- **Written task**
Find all the lines with "page" and gather them.

★ ★ ★ ★

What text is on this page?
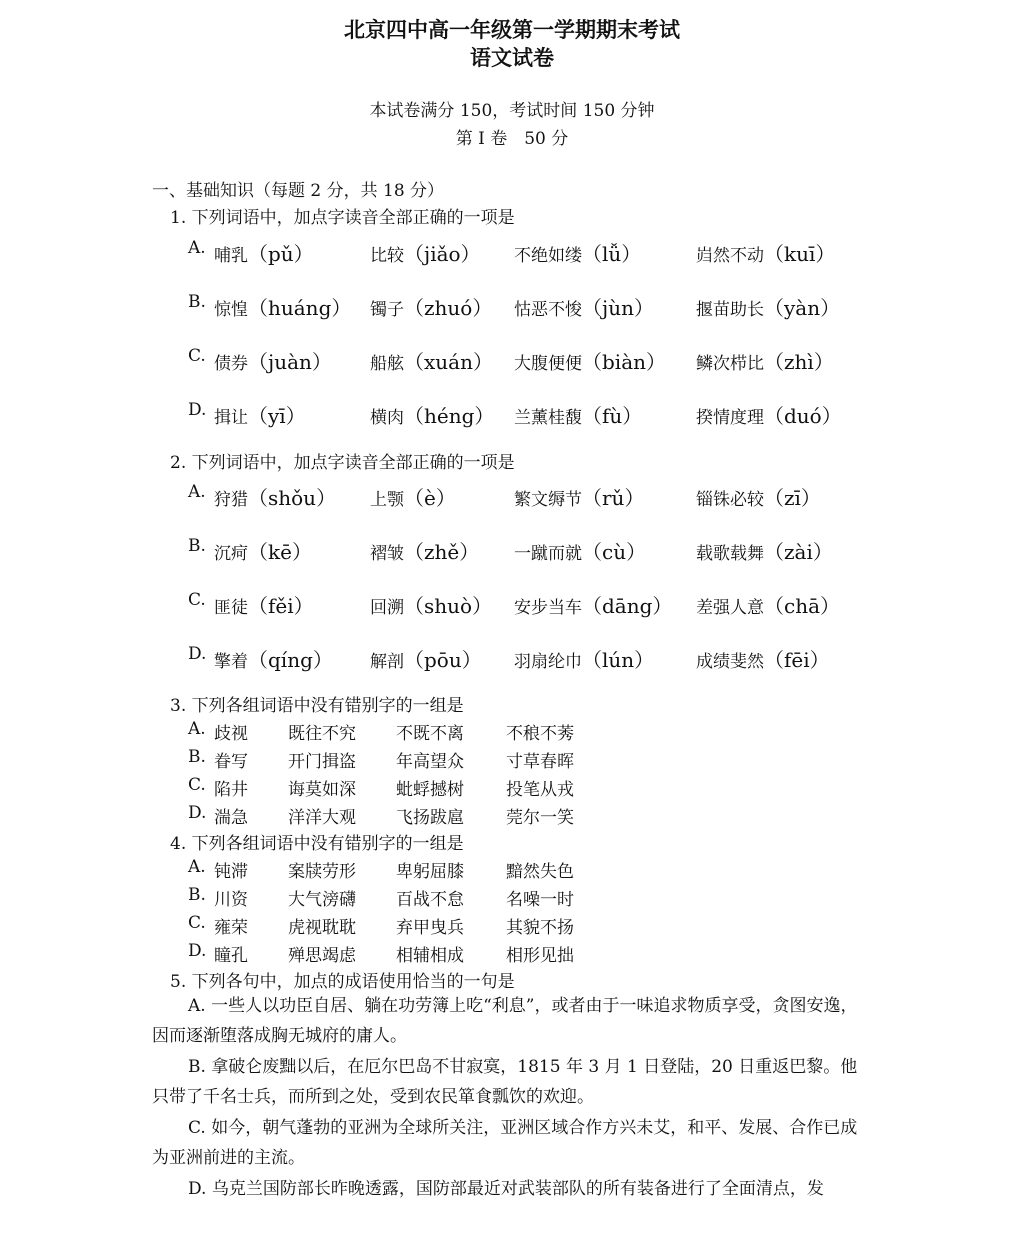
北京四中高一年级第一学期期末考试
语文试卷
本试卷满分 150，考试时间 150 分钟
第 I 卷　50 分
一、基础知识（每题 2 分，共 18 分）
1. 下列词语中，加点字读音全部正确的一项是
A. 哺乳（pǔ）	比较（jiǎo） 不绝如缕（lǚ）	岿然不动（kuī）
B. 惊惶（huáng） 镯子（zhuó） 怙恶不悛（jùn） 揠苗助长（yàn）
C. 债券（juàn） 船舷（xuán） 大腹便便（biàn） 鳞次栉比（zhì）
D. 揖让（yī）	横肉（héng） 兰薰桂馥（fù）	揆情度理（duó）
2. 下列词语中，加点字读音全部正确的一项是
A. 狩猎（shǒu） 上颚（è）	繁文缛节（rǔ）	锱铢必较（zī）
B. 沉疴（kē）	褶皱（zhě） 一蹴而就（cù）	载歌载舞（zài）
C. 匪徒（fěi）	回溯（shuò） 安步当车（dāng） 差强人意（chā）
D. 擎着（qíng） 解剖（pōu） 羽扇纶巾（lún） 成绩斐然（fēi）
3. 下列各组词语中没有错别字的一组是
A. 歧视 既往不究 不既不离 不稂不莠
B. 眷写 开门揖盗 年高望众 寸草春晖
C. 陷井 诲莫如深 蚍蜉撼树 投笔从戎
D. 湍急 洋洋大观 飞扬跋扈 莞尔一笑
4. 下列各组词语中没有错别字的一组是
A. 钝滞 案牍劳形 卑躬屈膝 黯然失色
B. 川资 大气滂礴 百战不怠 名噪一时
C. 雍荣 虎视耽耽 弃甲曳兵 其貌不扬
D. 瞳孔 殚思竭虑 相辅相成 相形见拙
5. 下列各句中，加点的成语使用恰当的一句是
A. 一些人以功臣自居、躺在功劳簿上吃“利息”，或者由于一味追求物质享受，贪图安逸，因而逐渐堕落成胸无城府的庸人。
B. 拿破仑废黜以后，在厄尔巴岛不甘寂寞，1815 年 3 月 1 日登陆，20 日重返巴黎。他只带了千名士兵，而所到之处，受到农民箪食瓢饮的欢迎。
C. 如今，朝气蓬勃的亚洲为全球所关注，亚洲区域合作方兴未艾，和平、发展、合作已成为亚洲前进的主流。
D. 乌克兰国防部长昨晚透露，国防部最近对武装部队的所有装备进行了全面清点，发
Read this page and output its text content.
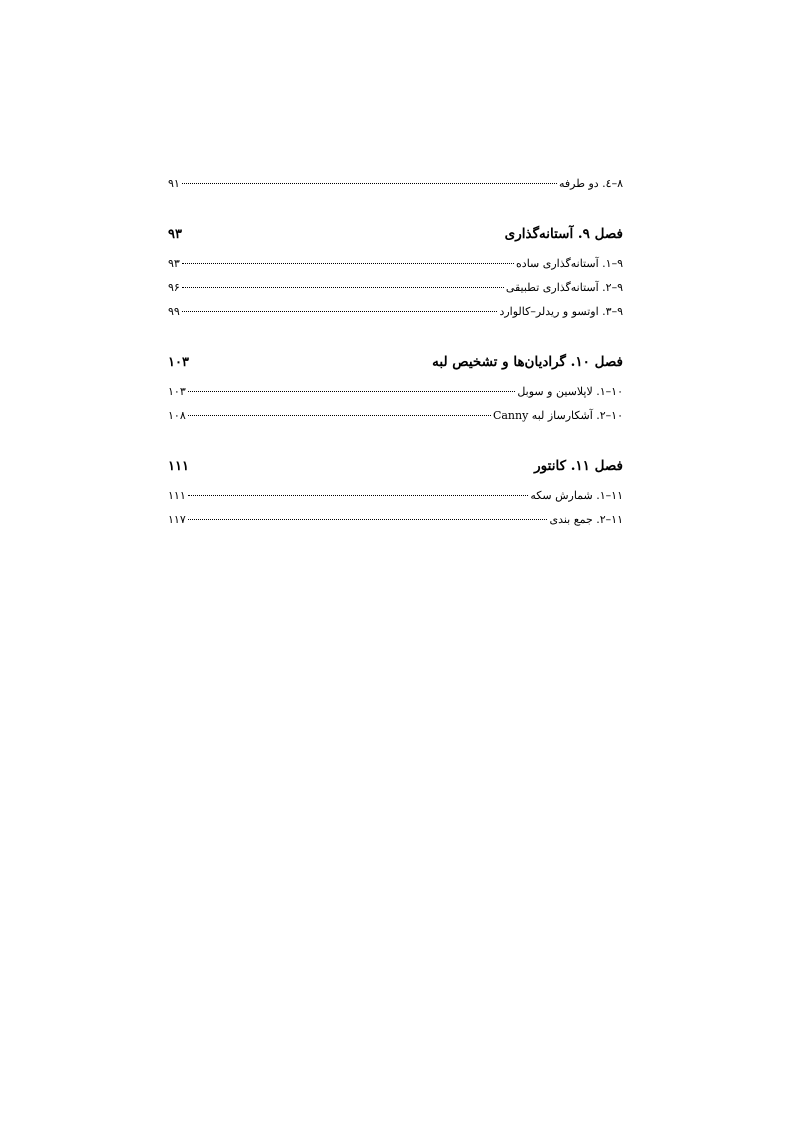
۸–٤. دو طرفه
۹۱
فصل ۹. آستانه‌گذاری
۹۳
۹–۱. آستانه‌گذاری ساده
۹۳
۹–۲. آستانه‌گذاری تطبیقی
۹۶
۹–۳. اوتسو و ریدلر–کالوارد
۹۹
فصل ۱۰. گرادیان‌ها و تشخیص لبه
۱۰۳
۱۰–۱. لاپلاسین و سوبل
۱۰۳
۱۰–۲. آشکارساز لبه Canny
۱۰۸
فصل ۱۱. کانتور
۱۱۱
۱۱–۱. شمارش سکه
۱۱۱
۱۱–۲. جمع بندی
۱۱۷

★ ★ ★ ★

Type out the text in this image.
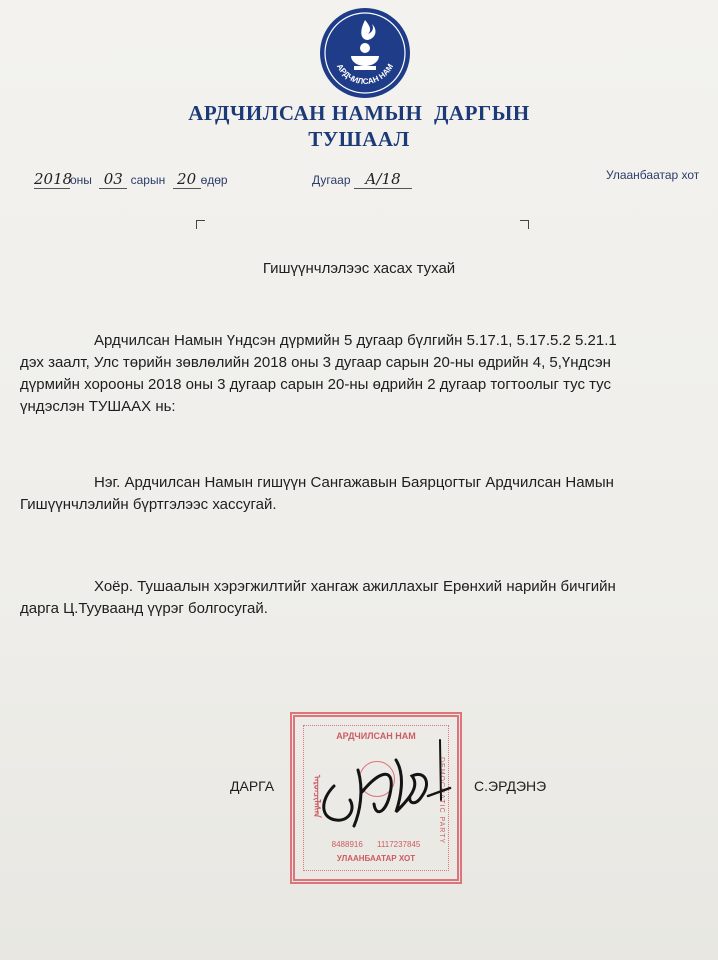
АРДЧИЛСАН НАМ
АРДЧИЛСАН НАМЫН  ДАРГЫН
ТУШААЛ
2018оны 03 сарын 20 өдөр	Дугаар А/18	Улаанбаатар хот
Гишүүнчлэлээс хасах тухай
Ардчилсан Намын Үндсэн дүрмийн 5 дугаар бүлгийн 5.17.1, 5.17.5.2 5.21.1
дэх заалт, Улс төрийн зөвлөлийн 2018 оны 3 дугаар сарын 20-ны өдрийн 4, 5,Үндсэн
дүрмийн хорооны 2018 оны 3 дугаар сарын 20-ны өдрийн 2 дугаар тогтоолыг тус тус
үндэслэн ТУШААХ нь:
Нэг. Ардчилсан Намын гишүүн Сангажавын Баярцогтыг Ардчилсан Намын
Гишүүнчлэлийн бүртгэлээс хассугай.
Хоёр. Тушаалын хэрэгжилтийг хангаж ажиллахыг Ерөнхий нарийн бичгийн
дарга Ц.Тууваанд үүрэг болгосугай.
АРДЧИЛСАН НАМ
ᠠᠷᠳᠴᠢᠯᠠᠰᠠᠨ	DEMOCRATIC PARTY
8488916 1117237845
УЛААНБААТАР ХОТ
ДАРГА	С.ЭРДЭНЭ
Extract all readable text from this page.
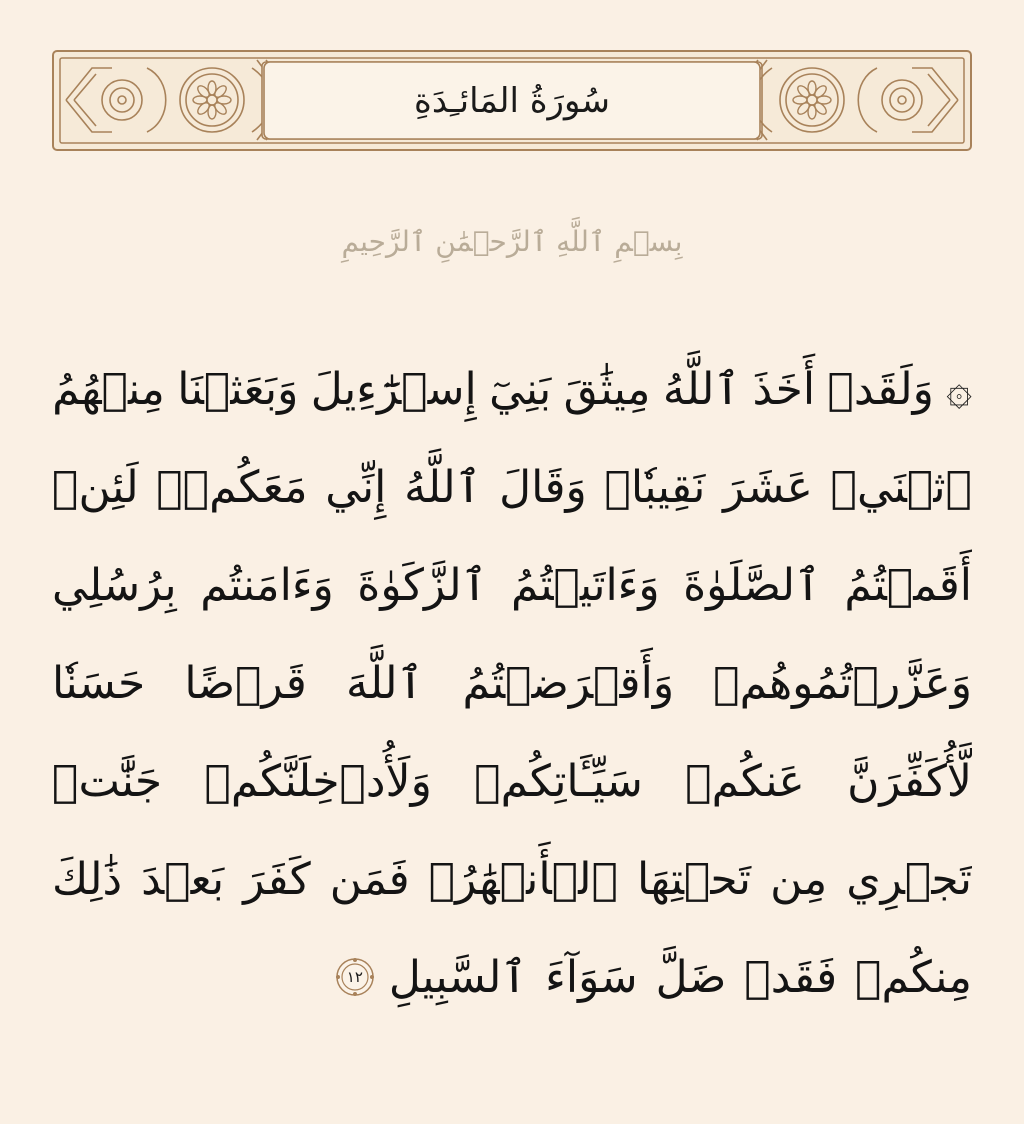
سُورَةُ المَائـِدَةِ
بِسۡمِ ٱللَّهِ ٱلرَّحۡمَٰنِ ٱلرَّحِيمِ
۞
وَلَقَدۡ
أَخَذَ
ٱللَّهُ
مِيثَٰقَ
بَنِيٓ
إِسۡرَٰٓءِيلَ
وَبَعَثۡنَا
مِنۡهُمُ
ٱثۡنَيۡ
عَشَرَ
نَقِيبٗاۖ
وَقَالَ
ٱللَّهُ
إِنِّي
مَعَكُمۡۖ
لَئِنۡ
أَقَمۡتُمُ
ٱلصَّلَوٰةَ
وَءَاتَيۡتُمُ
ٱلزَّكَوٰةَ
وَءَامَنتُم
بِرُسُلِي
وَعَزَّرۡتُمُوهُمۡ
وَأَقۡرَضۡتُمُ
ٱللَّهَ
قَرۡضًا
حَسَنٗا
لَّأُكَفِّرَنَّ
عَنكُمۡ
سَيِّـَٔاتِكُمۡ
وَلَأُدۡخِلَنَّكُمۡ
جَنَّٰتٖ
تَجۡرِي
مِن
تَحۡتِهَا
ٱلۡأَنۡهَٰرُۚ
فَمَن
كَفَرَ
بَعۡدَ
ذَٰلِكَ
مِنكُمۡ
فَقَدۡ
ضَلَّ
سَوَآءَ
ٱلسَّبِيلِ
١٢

★ ★ ★ ★

- **Solution to this problem**
What text is on this page?
Read this page and output its text content.
Extract all readable text from this page.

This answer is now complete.